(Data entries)
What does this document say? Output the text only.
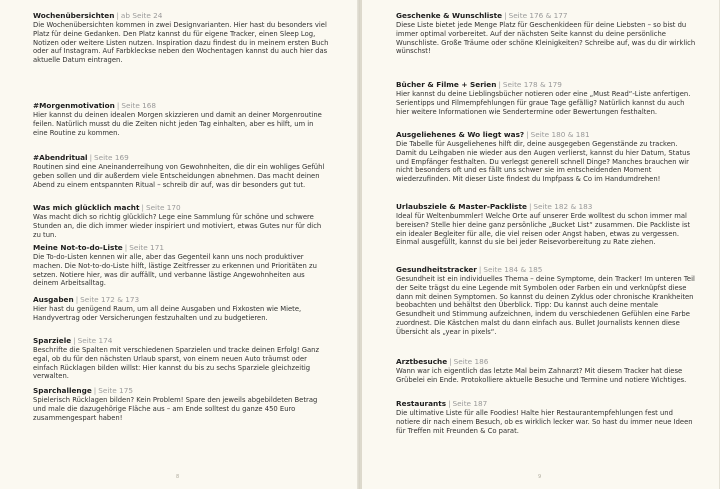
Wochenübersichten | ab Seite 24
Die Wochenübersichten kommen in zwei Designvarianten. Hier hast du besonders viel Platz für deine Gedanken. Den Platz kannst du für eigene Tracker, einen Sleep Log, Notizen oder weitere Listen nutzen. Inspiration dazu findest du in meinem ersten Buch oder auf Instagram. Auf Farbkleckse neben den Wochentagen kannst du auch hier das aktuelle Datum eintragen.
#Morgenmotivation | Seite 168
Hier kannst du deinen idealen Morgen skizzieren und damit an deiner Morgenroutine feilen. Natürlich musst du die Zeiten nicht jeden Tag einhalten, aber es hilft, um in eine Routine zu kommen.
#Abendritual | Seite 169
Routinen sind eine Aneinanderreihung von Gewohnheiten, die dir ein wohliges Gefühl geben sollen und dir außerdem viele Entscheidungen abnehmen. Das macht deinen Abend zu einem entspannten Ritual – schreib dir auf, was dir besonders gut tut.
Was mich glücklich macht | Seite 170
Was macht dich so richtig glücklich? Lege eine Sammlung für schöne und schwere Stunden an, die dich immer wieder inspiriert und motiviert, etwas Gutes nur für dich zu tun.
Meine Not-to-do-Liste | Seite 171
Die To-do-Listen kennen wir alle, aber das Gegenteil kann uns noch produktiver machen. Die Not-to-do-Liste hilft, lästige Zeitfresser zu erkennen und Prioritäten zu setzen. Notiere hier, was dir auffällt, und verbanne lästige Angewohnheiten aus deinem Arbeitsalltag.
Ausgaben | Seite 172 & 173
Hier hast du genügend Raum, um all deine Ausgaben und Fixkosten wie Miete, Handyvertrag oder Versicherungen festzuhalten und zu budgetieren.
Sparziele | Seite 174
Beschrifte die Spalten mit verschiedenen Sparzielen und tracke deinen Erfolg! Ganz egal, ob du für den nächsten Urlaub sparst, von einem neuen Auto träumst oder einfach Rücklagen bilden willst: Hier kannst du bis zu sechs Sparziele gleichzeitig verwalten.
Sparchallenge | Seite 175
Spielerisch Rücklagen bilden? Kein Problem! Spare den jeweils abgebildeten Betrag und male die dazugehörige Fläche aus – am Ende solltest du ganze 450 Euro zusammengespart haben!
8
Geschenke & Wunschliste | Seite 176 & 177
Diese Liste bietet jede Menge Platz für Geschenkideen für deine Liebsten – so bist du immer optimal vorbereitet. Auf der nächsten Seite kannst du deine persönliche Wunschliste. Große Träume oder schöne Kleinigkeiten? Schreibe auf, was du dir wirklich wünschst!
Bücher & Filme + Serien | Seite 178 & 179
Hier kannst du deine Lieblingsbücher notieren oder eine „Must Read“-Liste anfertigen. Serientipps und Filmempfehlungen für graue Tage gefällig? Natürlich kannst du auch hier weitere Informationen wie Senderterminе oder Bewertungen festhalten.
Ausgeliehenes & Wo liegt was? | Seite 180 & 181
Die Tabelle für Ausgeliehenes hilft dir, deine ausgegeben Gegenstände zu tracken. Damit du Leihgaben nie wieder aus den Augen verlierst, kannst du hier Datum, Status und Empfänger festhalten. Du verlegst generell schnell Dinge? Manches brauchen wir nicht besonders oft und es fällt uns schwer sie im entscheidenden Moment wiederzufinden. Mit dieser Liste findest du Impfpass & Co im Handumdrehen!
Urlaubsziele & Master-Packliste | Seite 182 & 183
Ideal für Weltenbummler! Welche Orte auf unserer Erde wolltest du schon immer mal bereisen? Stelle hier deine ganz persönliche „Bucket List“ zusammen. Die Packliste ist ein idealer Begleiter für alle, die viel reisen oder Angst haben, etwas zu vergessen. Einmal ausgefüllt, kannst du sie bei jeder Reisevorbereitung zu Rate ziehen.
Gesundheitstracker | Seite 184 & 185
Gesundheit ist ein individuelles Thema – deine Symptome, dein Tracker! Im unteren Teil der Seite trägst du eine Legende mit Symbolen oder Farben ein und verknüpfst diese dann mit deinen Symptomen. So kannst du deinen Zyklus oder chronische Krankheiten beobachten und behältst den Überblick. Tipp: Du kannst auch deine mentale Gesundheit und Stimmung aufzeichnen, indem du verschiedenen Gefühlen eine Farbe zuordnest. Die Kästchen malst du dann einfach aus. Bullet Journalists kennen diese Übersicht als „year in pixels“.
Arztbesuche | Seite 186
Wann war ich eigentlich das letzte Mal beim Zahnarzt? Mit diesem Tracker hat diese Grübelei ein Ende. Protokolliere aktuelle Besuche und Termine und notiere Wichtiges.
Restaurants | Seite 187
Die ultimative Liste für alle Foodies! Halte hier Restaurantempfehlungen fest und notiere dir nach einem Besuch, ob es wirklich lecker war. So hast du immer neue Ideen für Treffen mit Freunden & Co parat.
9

==

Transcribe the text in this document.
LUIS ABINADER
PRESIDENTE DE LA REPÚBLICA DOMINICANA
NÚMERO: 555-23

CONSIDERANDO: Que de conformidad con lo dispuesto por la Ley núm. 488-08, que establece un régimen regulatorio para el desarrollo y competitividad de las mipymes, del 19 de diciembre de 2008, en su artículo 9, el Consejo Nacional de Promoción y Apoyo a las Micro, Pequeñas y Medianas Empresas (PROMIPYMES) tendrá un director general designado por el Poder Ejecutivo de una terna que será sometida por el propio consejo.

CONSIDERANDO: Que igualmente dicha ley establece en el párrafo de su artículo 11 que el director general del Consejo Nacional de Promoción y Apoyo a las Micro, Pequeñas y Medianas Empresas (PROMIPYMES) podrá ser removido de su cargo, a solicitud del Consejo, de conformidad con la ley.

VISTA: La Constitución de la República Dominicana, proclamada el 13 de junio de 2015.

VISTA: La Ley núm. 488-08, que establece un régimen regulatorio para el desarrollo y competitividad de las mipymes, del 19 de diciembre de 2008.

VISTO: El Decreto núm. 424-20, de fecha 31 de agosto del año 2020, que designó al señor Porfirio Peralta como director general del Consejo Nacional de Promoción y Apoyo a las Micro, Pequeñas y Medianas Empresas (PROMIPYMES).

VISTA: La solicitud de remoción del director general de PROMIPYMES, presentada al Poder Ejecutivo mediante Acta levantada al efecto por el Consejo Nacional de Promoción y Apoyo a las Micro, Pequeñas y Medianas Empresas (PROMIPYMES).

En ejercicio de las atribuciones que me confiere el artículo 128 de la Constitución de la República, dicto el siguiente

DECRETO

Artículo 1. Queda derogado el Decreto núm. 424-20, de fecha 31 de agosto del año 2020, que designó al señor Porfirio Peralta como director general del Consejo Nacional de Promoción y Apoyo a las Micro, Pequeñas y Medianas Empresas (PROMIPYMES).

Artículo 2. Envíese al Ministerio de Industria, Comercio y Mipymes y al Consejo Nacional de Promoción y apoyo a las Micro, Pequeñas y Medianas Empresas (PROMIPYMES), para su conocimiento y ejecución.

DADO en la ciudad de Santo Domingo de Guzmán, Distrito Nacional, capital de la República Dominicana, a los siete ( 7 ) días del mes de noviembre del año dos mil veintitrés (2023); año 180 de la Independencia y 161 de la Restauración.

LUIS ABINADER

What you are asked to do
Copy out every line where the word "señor" occurs.

Full response
VISTO: El Decreto núm. 424-20, de fecha 31 de agosto del año 2020, que designó al señor Porfirio Peralta como director general del Consejo Nacional de Promoción y Apoyo a las Micro, Pequeñas y Medianas Empresas (PROMIPYMES).
Artículo 1. Queda derogado el Decreto núm. 424-20, de fecha 31 de agosto del año 2020, que designó al señor Porfirio Peralta como director general del Consejo Nacional de Promoción y Apoyo a las Micro, Pequeñas y Medianas Empresas (PROMIPYMES).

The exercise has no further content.